AIM OF THE EXERCISE.
Copy every line, leaving nothing out and adding nothing.

INPUT.

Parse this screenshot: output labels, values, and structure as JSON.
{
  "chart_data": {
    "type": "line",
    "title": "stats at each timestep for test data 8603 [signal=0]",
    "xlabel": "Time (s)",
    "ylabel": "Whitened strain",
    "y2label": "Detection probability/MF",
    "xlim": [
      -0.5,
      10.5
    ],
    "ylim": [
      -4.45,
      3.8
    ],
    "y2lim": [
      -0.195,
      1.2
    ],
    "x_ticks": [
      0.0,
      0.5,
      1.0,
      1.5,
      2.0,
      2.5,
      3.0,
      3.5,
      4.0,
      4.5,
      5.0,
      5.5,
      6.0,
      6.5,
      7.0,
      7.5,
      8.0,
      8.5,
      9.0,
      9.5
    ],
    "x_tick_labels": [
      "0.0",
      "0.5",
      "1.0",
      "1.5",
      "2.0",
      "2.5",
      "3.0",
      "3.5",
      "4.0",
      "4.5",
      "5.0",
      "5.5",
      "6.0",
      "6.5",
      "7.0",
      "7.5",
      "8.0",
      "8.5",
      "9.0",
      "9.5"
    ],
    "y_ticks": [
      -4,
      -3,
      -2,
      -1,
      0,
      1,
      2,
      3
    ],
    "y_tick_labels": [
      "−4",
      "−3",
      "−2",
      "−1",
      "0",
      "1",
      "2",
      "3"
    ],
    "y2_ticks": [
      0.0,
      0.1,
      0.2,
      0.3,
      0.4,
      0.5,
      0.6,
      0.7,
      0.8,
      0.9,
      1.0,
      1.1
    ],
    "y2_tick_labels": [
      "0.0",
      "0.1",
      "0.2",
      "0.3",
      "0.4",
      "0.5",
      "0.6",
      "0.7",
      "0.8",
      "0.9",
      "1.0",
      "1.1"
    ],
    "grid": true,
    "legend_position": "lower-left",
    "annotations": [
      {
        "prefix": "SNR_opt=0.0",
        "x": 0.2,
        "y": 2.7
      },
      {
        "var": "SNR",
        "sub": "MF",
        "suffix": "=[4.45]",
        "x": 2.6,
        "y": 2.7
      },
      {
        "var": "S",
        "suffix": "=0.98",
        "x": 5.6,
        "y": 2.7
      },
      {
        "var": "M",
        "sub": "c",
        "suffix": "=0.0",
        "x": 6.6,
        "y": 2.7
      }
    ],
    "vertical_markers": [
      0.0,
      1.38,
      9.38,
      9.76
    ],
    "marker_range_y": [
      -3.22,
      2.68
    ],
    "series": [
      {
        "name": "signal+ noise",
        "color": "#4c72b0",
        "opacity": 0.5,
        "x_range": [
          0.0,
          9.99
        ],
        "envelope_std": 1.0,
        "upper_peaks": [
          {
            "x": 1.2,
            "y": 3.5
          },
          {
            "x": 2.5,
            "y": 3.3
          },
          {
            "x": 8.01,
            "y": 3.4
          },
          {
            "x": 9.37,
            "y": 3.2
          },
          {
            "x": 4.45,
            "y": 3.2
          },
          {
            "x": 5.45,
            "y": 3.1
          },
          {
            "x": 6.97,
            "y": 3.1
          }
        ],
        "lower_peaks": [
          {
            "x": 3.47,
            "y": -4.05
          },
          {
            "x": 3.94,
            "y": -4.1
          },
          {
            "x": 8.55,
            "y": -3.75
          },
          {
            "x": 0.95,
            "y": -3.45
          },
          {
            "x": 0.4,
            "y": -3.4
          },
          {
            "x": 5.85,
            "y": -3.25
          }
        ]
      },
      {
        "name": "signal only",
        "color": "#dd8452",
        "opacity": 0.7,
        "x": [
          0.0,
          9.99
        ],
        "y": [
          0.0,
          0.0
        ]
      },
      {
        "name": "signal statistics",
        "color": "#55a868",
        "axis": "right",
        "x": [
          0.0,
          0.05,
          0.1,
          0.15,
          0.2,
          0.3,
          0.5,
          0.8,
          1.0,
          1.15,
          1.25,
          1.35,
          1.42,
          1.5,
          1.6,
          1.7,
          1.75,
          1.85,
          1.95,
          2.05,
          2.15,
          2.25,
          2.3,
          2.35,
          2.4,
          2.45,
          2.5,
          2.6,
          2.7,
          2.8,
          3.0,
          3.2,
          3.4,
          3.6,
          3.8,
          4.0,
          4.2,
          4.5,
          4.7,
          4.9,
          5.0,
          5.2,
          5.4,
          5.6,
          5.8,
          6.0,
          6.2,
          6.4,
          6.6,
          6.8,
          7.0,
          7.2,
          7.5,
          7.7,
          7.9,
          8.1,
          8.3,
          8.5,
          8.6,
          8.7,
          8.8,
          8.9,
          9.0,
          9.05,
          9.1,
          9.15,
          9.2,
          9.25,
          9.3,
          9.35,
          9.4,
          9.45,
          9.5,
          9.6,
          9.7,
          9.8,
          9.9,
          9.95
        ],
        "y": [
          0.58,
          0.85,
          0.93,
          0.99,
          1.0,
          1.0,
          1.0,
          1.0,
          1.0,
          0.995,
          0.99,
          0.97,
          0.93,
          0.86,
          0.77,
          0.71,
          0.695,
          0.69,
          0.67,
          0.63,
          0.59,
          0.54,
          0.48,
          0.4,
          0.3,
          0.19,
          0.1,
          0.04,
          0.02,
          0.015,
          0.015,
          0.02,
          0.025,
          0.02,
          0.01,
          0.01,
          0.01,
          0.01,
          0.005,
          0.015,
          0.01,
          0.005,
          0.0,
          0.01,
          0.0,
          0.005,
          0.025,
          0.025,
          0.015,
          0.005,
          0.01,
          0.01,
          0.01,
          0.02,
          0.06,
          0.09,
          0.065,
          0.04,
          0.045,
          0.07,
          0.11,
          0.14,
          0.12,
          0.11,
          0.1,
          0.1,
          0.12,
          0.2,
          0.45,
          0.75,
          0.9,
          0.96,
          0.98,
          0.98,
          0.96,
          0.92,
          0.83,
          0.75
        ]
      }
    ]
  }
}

SOLVED PROBLEM.
Parse this screenshot: output labels, values, and structure as JSON.
{
  "chart_data": {
    "type": "line",
    "title": "stats at each timestep for test data 8603 [signal=0]",
    "xlabel": "Time (s)",
    "ylabel": "Whitened strain",
    "y2label": "Detection probability/MF",
    "xlim": [
      -0.5,
      10.5
    ],
    "ylim": [
      -4.45,
      3.8
    ],
    "y2lim": [
      -0.195,
      1.2
    ],
    "x_ticks": [
      0.0,
      0.5,
      1.0,
      1.5,
      2.0,
      2.5,
      3.0,
      3.5,
      4.0,
      4.5,
      5.0,
      5.5,
      6.0,
      6.5,
      7.0,
      7.5,
      8.0,
      8.5,
      9.0,
      9.5
    ],
    "x_tick_labels": [
      "0.0",
      "0.5",
      "1.0",
      "1.5",
      "2.0",
      "2.5",
      "3.0",
      "3.5",
      "4.0",
      "4.5",
      "5.0",
      "5.5",
      "6.0",
      "6.5",
      "7.0",
      "7.5",
      "8.0",
      "8.5",
      "9.0",
      "9.5"
    ],
    "y_ticks": [
      -4,
      -3,
      -2,
      -1,
      0,
      1,
      2,
      3
    ],
    "y_tick_labels": [
      "−4",
      "−3",
      "−2",
      "−1",
      "0",
      "1",
      "2",
      "3"
    ],
    "y2_ticks": [
      0.0,
      0.1,
      0.2,
      0.3,
      0.4,
      0.5,
      0.6,
      0.7,
      0.8,
      0.9,
      1.0,
      1.1
    ],
    "y2_tick_labels": [
      "0.0",
      "0.1",
      "0.2",
      "0.3",
      "0.4",
      "0.5",
      "0.6",
      "0.7",
      "0.8",
      "0.9",
      "1.0",
      "1.1"
    ],
    "grid": true,
    "legend_position": "lower-left",
    "annotations": [
      {
        "prefix": "SNR_opt=0.0",
        "x": 0.2,
        "y": 2.7
      },
      {
        "var": "SNR",
        "sub": "MF",
        "suffix": "=[4.45]",
        "x": 2.6,
        "y": 2.7
      },
      {
        "var": "S",
        "suffix": "=0.98",
        "x": 5.6,
        "y": 2.7
      },
      {
        "var": "M",
        "sub": "c",
        "suffix": "=0.0",
        "x": 6.6,
        "y": 2.7
      }
    ],
    "vertical_markers": [
      0.0,
      1.38,
      9.38,
      9.76
    ],
    "marker_range_y": [
      -3.22,
      2.68
    ],
    "series": [
      {
        "name": "signal+ noise",
        "color": "#4c72b0",
        "opacity": 0.5,
        "x_range": [
          0.0,
          9.99
        ],
        "envelope_std": 1.0,
        "upper_peaks": [
          {
            "x": 1.2,
            "y": 3.5
          },
          {
            "x": 2.5,
            "y": 3.3
          },
          {
            "x": 8.01,
            "y": 3.4
          },
          {
            "x": 9.37,
            "y": 3.2
          },
          {
            "x": 4.45,
            "y": 3.2
          },
          {
            "x": 5.45,
            "y": 3.1
          },
          {
            "x": 6.97,
            "y": 3.1
          }
        ],
        "lower_peaks": [
          {
            "x": 3.47,
            "y": -4.05
          },
          {
            "x": 3.94,
            "y": -4.1
          },
          {
            "x": 8.55,
            "y": -3.75
          },
          {
            "x": 0.95,
            "y": -3.45
          },
          {
            "x": 0.4,
            "y": -3.4
          },
          {
            "x": 5.85,
            "y": -3.25
          }
        ]
      },
      {
        "name": "signal only",
        "color": "#dd8452",
        "opacity": 0.7,
        "x": [
          0.0,
          9.99
        ],
        "y": [
          0.0,
          0.0
        ]
      },
      {
        "name": "signal statistics",
        "color": "#55a868",
        "axis": "right",
        "x": [
          0.0,
          0.05,
          0.1,
          0.15,
          0.2,
          0.3,
          0.5,
          0.8,
          1.0,
          1.15,
          1.25,
          1.35,
          1.42,
          1.5,
          1.6,
          1.7,
          1.75,
          1.85,
          1.95,
          2.05,
          2.15,
          2.25,
          2.3,
          2.35,
          2.4,
          2.45,
          2.5,
          2.6,
          2.7,
          2.8,
          3.0,
          3.2,
          3.4,
          3.6,
          3.8,
          4.0,
          4.2,
          4.5,
          4.7,
          4.9,
          5.0,
          5.2,
          5.4,
          5.6,
          5.8,
          6.0,
          6.2,
          6.4,
          6.6,
          6.8,
          7.0,
          7.2,
          7.5,
          7.7,
          7.9,
          8.1,
          8.3,
          8.5,
          8.6,
          8.7,
          8.8,
          8.9,
          9.0,
          9.05,
          9.1,
          9.15,
          9.2,
          9.25,
          9.3,
          9.35,
          9.4,
          9.45,
          9.5,
          9.6,
          9.7,
          9.8,
          9.9,
          9.95
        ],
        "y": [
          0.58,
          0.85,
          0.93,
          0.99,
          1.0,
          1.0,
          1.0,
          1.0,
          1.0,
          0.995,
          0.99,
          0.97,
          0.93,
          0.86,
          0.77,
          0.71,
          0.695,
          0.69,
          0.67,
          0.63,
          0.59,
          0.54,
          0.48,
          0.4,
          0.3,
          0.19,
          0.1,
          0.04,
          0.02,
          0.015,
          0.015,
          0.02,
          0.025,
          0.02,
          0.01,
          0.01,
          0.01,
          0.01,
          0.005,
          0.015,
          0.01,
          0.005,
          0.0,
          0.01,
          0.0,
          0.005,
          0.025,
          0.025,
          0.015,
          0.005,
          0.01,
          0.01,
          0.01,
          0.02,
          0.06,
          0.09,
          0.065,
          0.04,
          0.045,
          0.07,
          0.11,
          0.14,
          0.12,
          0.11,
          0.1,
          0.1,
          0.12,
          0.2,
          0.45,
          0.75,
          0.9,
          0.96,
          0.98,
          0.98,
          0.96,
          0.92,
          0.83,
          0.75
        ]
      }
    ]
  }
}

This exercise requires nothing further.